What is required. Copy out all of the following data verbatim, line by line, with no changes.

Dataset records.
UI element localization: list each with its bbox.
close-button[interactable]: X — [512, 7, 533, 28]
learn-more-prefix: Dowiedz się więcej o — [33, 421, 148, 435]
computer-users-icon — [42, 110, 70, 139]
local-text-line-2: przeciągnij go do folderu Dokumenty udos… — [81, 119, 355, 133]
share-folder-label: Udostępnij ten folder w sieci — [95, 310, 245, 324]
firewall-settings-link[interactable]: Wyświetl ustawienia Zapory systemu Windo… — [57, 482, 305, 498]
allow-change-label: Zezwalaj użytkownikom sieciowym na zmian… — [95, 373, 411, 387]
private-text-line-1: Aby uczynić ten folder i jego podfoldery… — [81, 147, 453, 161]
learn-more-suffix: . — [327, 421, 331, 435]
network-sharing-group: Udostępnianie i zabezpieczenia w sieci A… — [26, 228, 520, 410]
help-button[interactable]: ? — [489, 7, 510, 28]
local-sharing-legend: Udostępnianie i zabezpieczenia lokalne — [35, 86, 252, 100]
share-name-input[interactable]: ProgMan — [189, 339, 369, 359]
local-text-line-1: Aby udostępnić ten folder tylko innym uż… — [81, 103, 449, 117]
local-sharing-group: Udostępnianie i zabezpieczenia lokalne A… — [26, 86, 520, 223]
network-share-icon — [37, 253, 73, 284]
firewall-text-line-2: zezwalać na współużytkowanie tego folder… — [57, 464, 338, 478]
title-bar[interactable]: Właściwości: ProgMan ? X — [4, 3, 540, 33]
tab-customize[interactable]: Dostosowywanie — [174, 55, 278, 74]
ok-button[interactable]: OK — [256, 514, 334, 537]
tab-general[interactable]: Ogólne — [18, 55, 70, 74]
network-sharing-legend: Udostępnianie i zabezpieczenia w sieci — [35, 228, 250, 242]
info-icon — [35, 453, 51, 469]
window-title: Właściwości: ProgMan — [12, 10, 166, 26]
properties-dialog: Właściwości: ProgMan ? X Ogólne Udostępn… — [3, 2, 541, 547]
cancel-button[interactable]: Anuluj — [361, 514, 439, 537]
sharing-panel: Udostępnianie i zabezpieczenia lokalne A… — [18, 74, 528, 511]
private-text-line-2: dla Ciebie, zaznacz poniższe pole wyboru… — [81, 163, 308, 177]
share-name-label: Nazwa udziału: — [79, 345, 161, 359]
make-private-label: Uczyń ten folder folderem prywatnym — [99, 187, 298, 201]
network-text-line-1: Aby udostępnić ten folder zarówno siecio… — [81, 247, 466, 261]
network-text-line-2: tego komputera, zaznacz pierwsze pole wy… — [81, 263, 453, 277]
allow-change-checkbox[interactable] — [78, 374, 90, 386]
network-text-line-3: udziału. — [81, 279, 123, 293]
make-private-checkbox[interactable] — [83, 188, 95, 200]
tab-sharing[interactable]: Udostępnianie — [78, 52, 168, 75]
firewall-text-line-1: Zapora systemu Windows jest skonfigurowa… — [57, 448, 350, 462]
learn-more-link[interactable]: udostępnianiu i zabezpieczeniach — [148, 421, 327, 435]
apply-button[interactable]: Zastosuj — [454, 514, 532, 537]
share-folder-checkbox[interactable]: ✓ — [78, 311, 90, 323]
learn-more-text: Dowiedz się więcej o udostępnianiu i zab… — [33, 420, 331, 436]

Exercise answer.
UI element localization: list each with its bbox.
close-button[interactable]: X — [512, 7, 533, 28]
learn-more-prefix: Dowiedz się więcej o — [33, 421, 148, 435]
computer-users-icon — [42, 110, 70, 139]
local-text-line-2: przeciągnij go do folderu Dokumenty udos… — [81, 119, 355, 133]
share-folder-label: Udostępnij ten folder w sieci — [95, 310, 245, 324]
firewall-settings-link[interactable]: Wyświetl ustawienia Zapory systemu Windo… — [57, 482, 305, 498]
allow-change-label: Zezwalaj użytkownikom sieciowym na zmian… — [95, 373, 411, 387]
private-text-line-1: Aby uczynić ten folder i jego podfoldery… — [81, 147, 453, 161]
learn-more-suffix: . — [327, 421, 331, 435]
network-sharing-group: Udostępnianie i zabezpieczenia w sieci A… — [26, 228, 520, 410]
help-button[interactable]: ? — [489, 7, 510, 28]
local-sharing-legend: Udostępnianie i zabezpieczenia lokalne — [35, 86, 252, 100]
share-name-input[interactable]: ProgMan — [189, 339, 369, 359]
local-text-line-1: Aby udostępnić ten folder tylko innym uż… — [81, 103, 449, 117]
local-sharing-group: Udostępnianie i zabezpieczenia lokalne A… — [26, 86, 520, 223]
network-share-icon — [37, 253, 73, 284]
firewall-text-line-2: zezwalać na współużytkowanie tego folder… — [57, 464, 338, 478]
title-bar[interactable]: Właściwości: ProgMan ? X — [4, 3, 540, 33]
tab-customize[interactable]: Dostosowywanie — [174, 55, 278, 74]
ok-button[interactable]: OK — [256, 514, 334, 537]
tab-general[interactable]: Ogólne — [18, 55, 70, 74]
network-sharing-legend: Udostępnianie i zabezpieczenia w sieci — [35, 228, 250, 242]
info-icon — [35, 453, 51, 469]
window-title: Właściwości: ProgMan — [12, 10, 166, 26]
properties-dialog: Właściwości: ProgMan ? X Ogólne Udostępn… — [3, 2, 541, 547]
cancel-button[interactable]: Anuluj — [361, 514, 439, 537]
sharing-panel: Udostępnianie i zabezpieczenia lokalne A… — [18, 74, 528, 511]
private-text-line-2: dla Ciebie, zaznacz poniższe pole wyboru… — [81, 163, 308, 177]
share-name-label: Nazwa udziału: — [79, 345, 161, 359]
make-private-label: Uczyń ten folder folderem prywatnym — [99, 187, 298, 201]
network-text-line-1: Aby udostępnić ten folder zarówno siecio… — [81, 247, 466, 261]
network-text-line-2: tego komputera, zaznacz pierwsze pole wy… — [81, 263, 453, 277]
allow-change-checkbox[interactable] — [78, 374, 90, 386]
network-text-line-3: udziału. — [81, 279, 123, 293]
make-private-checkbox[interactable] — [83, 188, 95, 200]
tab-sharing[interactable]: Udostępnianie — [78, 52, 168, 75]
firewall-text-line-1: Zapora systemu Windows jest skonfigurowa… — [57, 448, 350, 462]
learn-more-link[interactable]: udostępnianiu i zabezpieczeniach — [148, 421, 327, 435]
apply-button[interactable]: Zastosuj — [454, 514, 532, 537]
share-folder-checkbox[interactable]: ✓ — [78, 311, 90, 323]
learn-more-text: Dowiedz się więcej o udostępnianiu i zab… — [33, 420, 331, 436]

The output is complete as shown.